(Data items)
========

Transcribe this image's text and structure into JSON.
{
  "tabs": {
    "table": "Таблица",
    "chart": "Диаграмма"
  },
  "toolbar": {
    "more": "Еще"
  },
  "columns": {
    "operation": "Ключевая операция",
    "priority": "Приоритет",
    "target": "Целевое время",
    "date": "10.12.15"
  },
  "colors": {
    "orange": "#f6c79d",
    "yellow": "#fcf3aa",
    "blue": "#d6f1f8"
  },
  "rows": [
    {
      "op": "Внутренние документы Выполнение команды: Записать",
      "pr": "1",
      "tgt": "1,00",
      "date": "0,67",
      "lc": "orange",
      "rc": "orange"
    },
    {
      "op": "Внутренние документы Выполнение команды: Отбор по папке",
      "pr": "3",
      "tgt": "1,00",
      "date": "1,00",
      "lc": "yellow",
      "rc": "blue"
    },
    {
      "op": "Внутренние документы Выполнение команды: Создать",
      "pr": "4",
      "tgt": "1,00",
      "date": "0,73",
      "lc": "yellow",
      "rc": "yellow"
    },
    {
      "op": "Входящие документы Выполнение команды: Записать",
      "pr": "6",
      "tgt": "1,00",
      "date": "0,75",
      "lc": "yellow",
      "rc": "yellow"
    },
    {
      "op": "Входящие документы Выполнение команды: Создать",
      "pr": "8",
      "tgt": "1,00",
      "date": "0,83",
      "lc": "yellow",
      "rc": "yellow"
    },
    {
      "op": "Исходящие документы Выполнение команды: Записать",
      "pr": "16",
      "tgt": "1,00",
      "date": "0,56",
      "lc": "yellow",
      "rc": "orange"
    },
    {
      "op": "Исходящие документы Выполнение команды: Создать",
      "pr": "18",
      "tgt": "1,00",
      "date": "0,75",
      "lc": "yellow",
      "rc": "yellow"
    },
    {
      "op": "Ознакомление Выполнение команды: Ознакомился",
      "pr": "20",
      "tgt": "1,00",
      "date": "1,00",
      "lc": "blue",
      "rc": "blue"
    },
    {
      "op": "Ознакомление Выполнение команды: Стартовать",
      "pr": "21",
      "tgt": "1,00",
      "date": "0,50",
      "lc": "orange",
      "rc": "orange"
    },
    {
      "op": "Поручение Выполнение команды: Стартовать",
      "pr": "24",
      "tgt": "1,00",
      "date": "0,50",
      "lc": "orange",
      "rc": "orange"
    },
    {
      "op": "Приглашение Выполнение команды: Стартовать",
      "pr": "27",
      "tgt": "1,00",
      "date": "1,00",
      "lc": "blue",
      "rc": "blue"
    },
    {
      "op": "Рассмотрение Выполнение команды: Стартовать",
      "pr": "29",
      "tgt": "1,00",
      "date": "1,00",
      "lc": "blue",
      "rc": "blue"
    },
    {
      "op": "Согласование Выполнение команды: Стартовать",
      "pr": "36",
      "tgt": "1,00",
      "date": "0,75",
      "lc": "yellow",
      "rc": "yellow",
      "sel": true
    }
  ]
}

========

■ **Written problem**
Each line of the material should be echoed exactly.

■ **Problem solution**
Transcribe this image's text and structure into JSON.
{
  "tabs": {
    "table": "Таблица",
    "chart": "Диаграмма"
  },
  "toolbar": {
    "more": "Еще"
  },
  "columns": {
    "operation": "Ключевая операция",
    "priority": "Приоритет",
    "target": "Целевое время",
    "date": "10.12.15"
  },
  "colors": {
    "orange": "#f6c79d",
    "yellow": "#fcf3aa",
    "blue": "#d6f1f8"
  },
  "rows": [
    {
      "op": "Внутренние документы Выполнение команды: Записать",
      "pr": "1",
      "tgt": "1,00",
      "date": "0,67",
      "lc": "orange",
      "rc": "orange"
    },
    {
      "op": "Внутренние документы Выполнение команды: Отбор по папке",
      "pr": "3",
      "tgt": "1,00",
      "date": "1,00",
      "lc": "yellow",
      "rc": "blue"
    },
    {
      "op": "Внутренние документы Выполнение команды: Создать",
      "pr": "4",
      "tgt": "1,00",
      "date": "0,73",
      "lc": "yellow",
      "rc": "yellow"
    },
    {
      "op": "Входящие документы Выполнение команды: Записать",
      "pr": "6",
      "tgt": "1,00",
      "date": "0,75",
      "lc": "yellow",
      "rc": "yellow"
    },
    {
      "op": "Входящие документы Выполнение команды: Создать",
      "pr": "8",
      "tgt": "1,00",
      "date": "0,83",
      "lc": "yellow",
      "rc": "yellow"
    },
    {
      "op": "Исходящие документы Выполнение команды: Записать",
      "pr": "16",
      "tgt": "1,00",
      "date": "0,56",
      "lc": "yellow",
      "rc": "orange"
    },
    {
      "op": "Исходящие документы Выполнение команды: Создать",
      "pr": "18",
      "tgt": "1,00",
      "date": "0,75",
      "lc": "yellow",
      "rc": "yellow"
    },
    {
      "op": "Ознакомление Выполнение команды: Ознакомился",
      "pr": "20",
      "tgt": "1,00",
      "date": "1,00",
      "lc": "blue",
      "rc": "blue"
    },
    {
      "op": "Ознакомление Выполнение команды: Стартовать",
      "pr": "21",
      "tgt": "1,00",
      "date": "0,50",
      "lc": "orange",
      "rc": "orange"
    },
    {
      "op": "Поручение Выполнение команды: Стартовать",
      "pr": "24",
      "tgt": "1,00",
      "date": "0,50",
      "lc": "orange",
      "rc": "orange"
    },
    {
      "op": "Приглашение Выполнение команды: Стартовать",
      "pr": "27",
      "tgt": "1,00",
      "date": "1,00",
      "lc": "blue",
      "rc": "blue"
    },
    {
      "op": "Рассмотрение Выполнение команды: Стартовать",
      "pr": "29",
      "tgt": "1,00",
      "date": "1,00",
      "lc": "blue",
      "rc": "blue"
    },
    {
      "op": "Согласование Выполнение команды: Стартовать",
      "pr": "36",
      "tgt": "1,00",
      "date": "0,75",
      "lc": "yellow",
      "rc": "yellow",
      "sel": true
    }
  ]
}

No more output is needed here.